= AIM =
Check each line of the listing below for the string "массы", and copy the ones that have it.

--- Start of MATERIAL TO PROCESS ---

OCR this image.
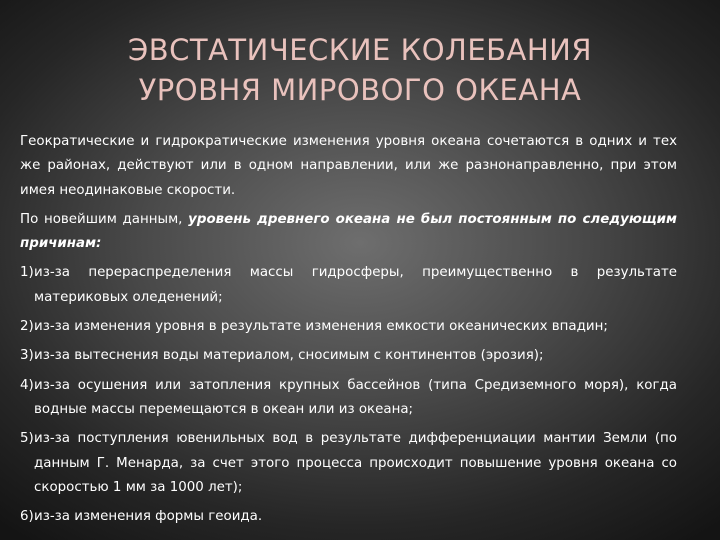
ЭВСТАТИЧЕСКИЕ КОЛЕБАНИЯ
УРОВНЯ МИРОВОГО ОКЕАНА

Геократические и гидрократические изменения уровня океана сочетаются в одних и тех же районах, действуют или в одном направлении, или же разнонаправленно, при этом имея неодинаковые скорости.

По новейшим данным, уровень древнего океана не был постоянным по следующим причинам:

1) из-за перераспределения массы гидросферы, преимущественно в результате материковых оледенений;
2) из-за изменения уровня в результате изменения емкости океанических впадин;
3) из-за вытеснения воды материалом, сносимым с континентов (эрозия);
4) из-за осушения или затопления крупных бассейнов (типа Средиземного моря), когда водные массы перемещаются в океан или из океана;
5) из-за поступления ювенильных вод в результате дифференциации мантии Земли (по данным Г. Менарда, за счет этого процесса происходит повышение уровня океана со скоростью 1 мм за 1000 лет);
6) из-за изменения формы геоида.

--- End of MATERIAL TO PROCESS ---

= SOLUTION TO THE EXERCISE =
1) из-за перераспределения массы гидросферы, преимущественно в результате материковых оледенений;
4) из-за осушения или затопления крупных бассейнов (типа Средиземного моря), когда водные массы перемещаются в океан или из океана;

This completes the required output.